# START OF EXERCISE MATERIAL
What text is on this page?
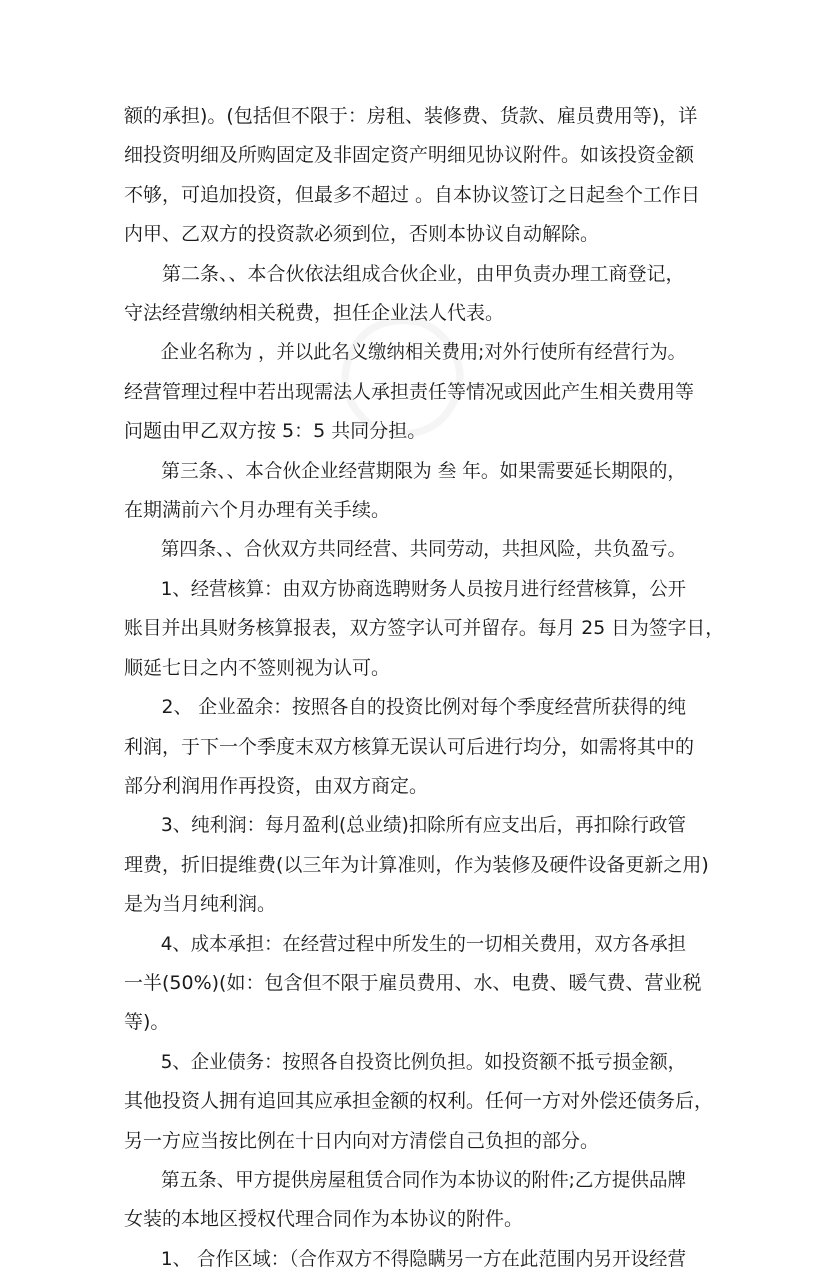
额的承担)。(包括但不限于：房租、装修费、货款、雇员费用等)，详
细投资明细及所购固定及非固定资产明细见协议附件。如该投资金额
不够，可追加投资，但最多不超过 。自本协议签订之日起叁个工作日
内甲、乙双方的投资款必须到位，否则本协议自动解除。
第二条、、本合伙依法组成合伙企业，由甲负责办理工商登记，
守法经营缴纳相关税费，担任企业法人代表。
企业名称为 ，并以此名义缴纳相关费用;对外行使所有经营行为。
经营管理过程中若出现需法人承担责任等情况或因此产生相关费用等
问题由甲乙双方按 5：5 共同分担。
第三条、、本合伙企业经营期限为 叁 年。如果需要延长期限的，
在期满前六个月办理有关手续。
第四条、、合伙双方共同经营、共同劳动，共担风险，共负盈亏。
1、经营核算：由双方协商选聘财务人员按月进行经营核算，公开
账目并出具财务核算报表，双方签字认可并留存。每月 25 日为签字日，
顺延七日之内不签则视为认可。
2、 企业盈余：按照各自的投资比例对每个季度经营所获得的纯
利润，于下一个季度末双方核算无误认可后进行均分，如需将其中的
部分利润用作再投资，由双方商定。
3、纯利润：每月盈利(总业绩)扣除所有应支出后，再扣除行政管
理费，折旧提维费(以三年为计算准则，作为装修及硬件设备更新之用)
是为当月纯利润。
4、成本承担：在经营过程中所发生的一切相关费用，双方各承担
一半(50%)(如：包含但不限于雇员费用、水、电费、暖气费、营业税
等)。
5、企业债务：按照各自投资比例负担。如投资额不抵亏损金额，
其他投资人拥有追回其应承担金额的权利。任何一方对外偿还债务后，
另一方应当按比例在十日内向对方清偿自己负担的部分。
第五条、甲方提供房屋租赁合同作为本协议的附件;乙方提供品牌
女装的本地区授权代理合同作为本协议的附件。
1、 合作区域：（合作双方不得隐瞒另一方在此范围内另开设经营
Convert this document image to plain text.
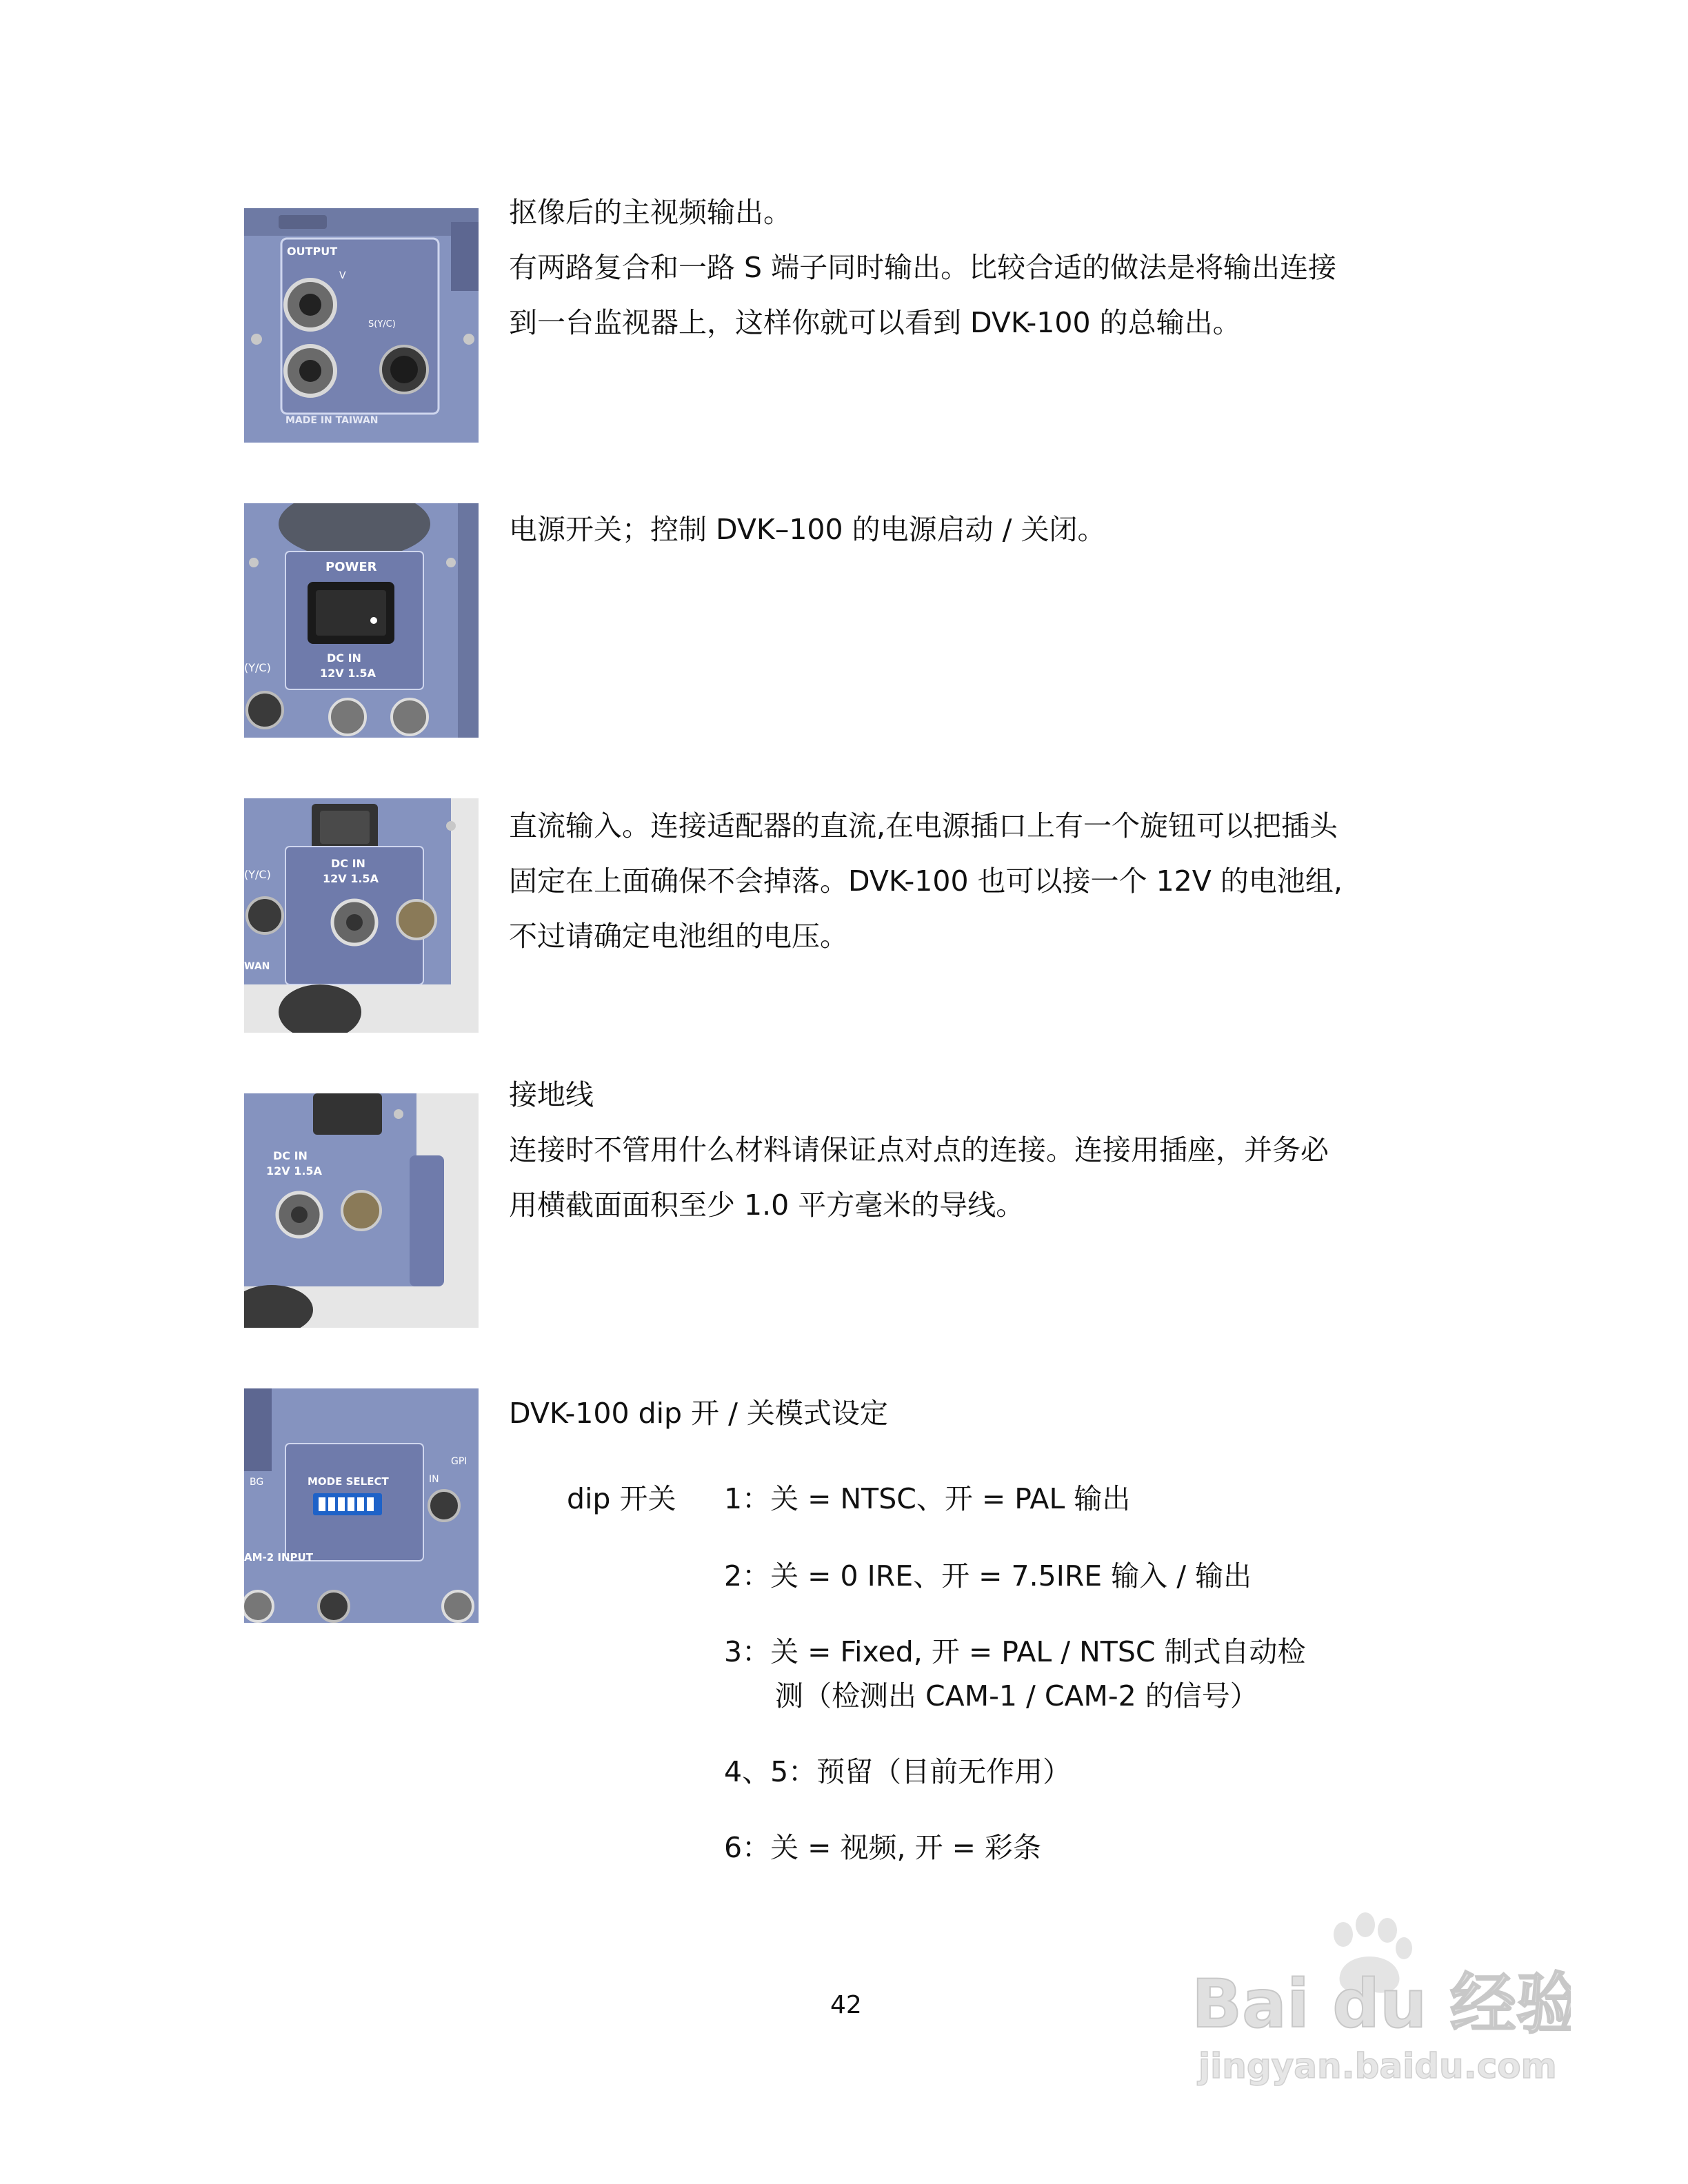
OUTPUT
V
S(Y/C)
MADE IN TAIWAN

抠像后的主视频输出。

有两路复合和一路 S 端子同时输出。比较合适的做法是将输出连接

到一台监视器上，这样你就可以看到 DVK-100 的总输出。

POWER
DC IN
12V 1.5A
(Y/C)

电源开关；控制 DVK–100 的电源启动 / 关闭。

DC IN
12V 1.5A
(Y/C)
WAN

直流输入。连接适配器的直流,在电源插口上有一个旋钮可以把插头

固定在上面确保不会掉落。DVK-100 也可以接一个 12V 的电池组,

不过请确定电池组的电压。

DC IN
12V 1.5A

接地线

连接时不管用什么材料请保证点对点的连接。连接用插座，并务必

用横截面面积至少 1.0 平方毫米的导线。

MODE SELECT
BG	IN
AM-2 INPUT
GPI

DVK-100 dip 开 / 关模式设定

dip 开关 1：关 = NTSC、开 = PAL 输出
2：关 = 0 IRE、开 = 7.5IRE 输入 / 输出
3：关 = Fixed, 开 = PAL / NTSC 制式自动检
测（检测出 CAM-1 / CAM-2 的信号）
4、5：预留（目前无作用）
6：关 = 视频, 开 = 彩条
42	Bai du 经验
jingyan.baidu.com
# END OF EXERCISE MATERIAL
■ **EXERCISE**
Retype all entries exactly as they appear, dropping the images.

■ **TASK ANSWER**
What text is on this page?
额的承担)。(包括但不限于：房租、装修费、货款、雇员费用等)，详
细投资明细及所购固定及非固定资产明细见协议附件。如该投资金额
不够，可追加投资，但最多不超过 。自本协议签订之日起叁个工作日
内甲、乙双方的投资款必须到位，否则本协议自动解除。
第二条、、本合伙依法组成合伙企业，由甲负责办理工商登记，
守法经营缴纳相关税费，担任企业法人代表。
企业名称为 ，并以此名义缴纳相关费用;对外行使所有经营行为。
经营管理过程中若出现需法人承担责任等情况或因此产生相关费用等
问题由甲乙双方按 5：5 共同分担。
第三条、、本合伙企业经营期限为 叁 年。如果需要延长期限的，
在期满前六个月办理有关手续。
第四条、、合伙双方共同经营、共同劳动，共担风险，共负盈亏。
1、经营核算：由双方协商选聘财务人员按月进行经营核算，公开
账目并出具财务核算报表，双方签字认可并留存。每月 25 日为签字日，
顺延七日之内不签则视为认可。
2、 企业盈余：按照各自的投资比例对每个季度经营所获得的纯
利润，于下一个季度末双方核算无误认可后进行均分，如需将其中的
部分利润用作再投资，由双方商定。
3、纯利润：每月盈利(总业绩)扣除所有应支出后，再扣除行政管
理费，折旧提维费(以三年为计算准则，作为装修及硬件设备更新之用)
是为当月纯利润。
4、成本承担：在经营过程中所发生的一切相关费用，双方各承担
一半(50%)(如：包含但不限于雇员费用、水、电费、暖气费、营业税
等)。
5、企业债务：按照各自投资比例负担。如投资额不抵亏损金额，
其他投资人拥有追回其应承担金额的权利。任何一方对外偿还债务后，
另一方应当按比例在十日内向对方清偿自己负担的部分。
第五条、甲方提供房屋租赁合同作为本协议的附件;乙方提供品牌
女装的本地区授权代理合同作为本协议的附件。
1、 合作区域：（合作双方不得隐瞒另一方在此范围内另开设经营
Convert this document image to plain text.
OUTPUT
V
S(Y/C)
MADE IN TAIWAN

抠像后的主视频输出。

有两路复合和一路 S 端子同时输出。比较合适的做法是将输出连接

到一台监视器上，这样你就可以看到 DVK-100 的总输出。

POWER
DC IN
12V 1.5A
(Y/C)

电源开关；控制 DVK–100 的电源启动 / 关闭。

DC IN
12V 1.5A
(Y/C)
WAN

直流输入。连接适配器的直流,在电源插口上有一个旋钮可以把插头

固定在上面确保不会掉落。DVK-100 也可以接一个 12V 的电池组,

不过请确定电池组的电压。

DC IN
12V 1.5A

接地线

连接时不管用什么材料请保证点对点的连接。连接用插座，并务必

用横截面面积至少 1.0 平方毫米的导线。

MODE SELECT
BG	IN
AM-2 INPUT
GPI

DVK-100 dip 开 / 关模式设定

dip 开关 1：关 = NTSC、开 = PAL 输出
2：关 = 0 IRE、开 = 7.5IRE 输入 / 输出
3：关 = Fixed, 开 = PAL / NTSC 制式自动检
测（检测出 CAM-1 / CAM-2 的信号）
4、5：预留（目前无作用）
6：关 = 视频, 开 = 彩条
42	Bai du 经验
jingyan.baidu.com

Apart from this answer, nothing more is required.